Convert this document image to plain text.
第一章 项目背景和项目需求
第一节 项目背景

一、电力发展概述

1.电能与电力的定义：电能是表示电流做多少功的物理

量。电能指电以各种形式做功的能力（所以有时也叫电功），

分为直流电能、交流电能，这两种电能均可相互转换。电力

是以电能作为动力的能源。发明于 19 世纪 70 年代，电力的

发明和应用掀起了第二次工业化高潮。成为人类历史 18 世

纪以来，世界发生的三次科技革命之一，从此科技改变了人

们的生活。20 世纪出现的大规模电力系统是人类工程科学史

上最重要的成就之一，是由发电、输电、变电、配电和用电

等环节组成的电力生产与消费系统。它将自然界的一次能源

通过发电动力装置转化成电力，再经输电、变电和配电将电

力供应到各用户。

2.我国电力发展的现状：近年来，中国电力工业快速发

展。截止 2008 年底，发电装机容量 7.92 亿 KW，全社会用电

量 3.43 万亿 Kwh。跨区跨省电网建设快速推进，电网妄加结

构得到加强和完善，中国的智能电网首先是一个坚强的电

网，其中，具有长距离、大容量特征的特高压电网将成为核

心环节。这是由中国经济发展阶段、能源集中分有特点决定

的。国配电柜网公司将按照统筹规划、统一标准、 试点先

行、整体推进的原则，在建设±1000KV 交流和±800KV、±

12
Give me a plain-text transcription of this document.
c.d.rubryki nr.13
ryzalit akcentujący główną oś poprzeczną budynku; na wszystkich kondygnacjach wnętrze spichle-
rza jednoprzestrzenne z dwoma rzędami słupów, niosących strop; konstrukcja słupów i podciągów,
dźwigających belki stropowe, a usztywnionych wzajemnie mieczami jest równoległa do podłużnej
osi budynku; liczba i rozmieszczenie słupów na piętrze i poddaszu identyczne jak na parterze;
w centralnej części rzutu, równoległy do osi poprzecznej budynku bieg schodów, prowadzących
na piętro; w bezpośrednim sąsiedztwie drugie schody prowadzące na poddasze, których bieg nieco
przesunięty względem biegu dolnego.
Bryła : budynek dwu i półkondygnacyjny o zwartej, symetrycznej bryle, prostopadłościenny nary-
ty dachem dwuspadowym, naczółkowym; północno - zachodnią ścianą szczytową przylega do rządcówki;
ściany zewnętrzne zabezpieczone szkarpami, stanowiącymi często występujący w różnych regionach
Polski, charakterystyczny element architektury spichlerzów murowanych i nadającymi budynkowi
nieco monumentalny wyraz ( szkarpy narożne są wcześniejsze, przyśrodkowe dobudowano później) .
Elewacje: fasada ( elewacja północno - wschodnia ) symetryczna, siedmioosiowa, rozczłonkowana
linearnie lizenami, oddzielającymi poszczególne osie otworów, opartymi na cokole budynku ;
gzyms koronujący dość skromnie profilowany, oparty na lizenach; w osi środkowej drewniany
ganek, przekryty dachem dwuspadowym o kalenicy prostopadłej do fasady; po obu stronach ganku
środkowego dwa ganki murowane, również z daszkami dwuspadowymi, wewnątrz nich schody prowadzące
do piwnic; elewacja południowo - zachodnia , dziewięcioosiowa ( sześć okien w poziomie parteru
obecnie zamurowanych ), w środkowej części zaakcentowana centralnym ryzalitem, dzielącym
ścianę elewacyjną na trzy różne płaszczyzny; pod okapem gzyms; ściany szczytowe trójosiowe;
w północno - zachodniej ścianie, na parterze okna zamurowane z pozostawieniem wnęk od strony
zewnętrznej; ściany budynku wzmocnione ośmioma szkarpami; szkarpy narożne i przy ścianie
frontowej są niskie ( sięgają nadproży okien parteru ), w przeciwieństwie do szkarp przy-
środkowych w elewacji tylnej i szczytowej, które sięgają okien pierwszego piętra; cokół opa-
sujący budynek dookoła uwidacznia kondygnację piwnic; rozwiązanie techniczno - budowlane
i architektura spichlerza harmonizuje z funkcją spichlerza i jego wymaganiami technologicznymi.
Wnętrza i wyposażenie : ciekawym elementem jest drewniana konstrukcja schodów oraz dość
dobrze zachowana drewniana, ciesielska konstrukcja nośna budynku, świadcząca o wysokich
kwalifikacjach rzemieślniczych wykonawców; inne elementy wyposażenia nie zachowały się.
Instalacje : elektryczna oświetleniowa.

.....

■ Goal of the exercise: Go through the entries above and pull out each line with "prowadzące" in it.

■ Problem solution:
na piętro; w bezpośrednim sąsiedztwie drugie schody prowadzące na poddasze, których bieg nieco
środkowego dwa ganki murowane, również z daszkami dwuspadowymi, wewnątrz nich schody prowadzące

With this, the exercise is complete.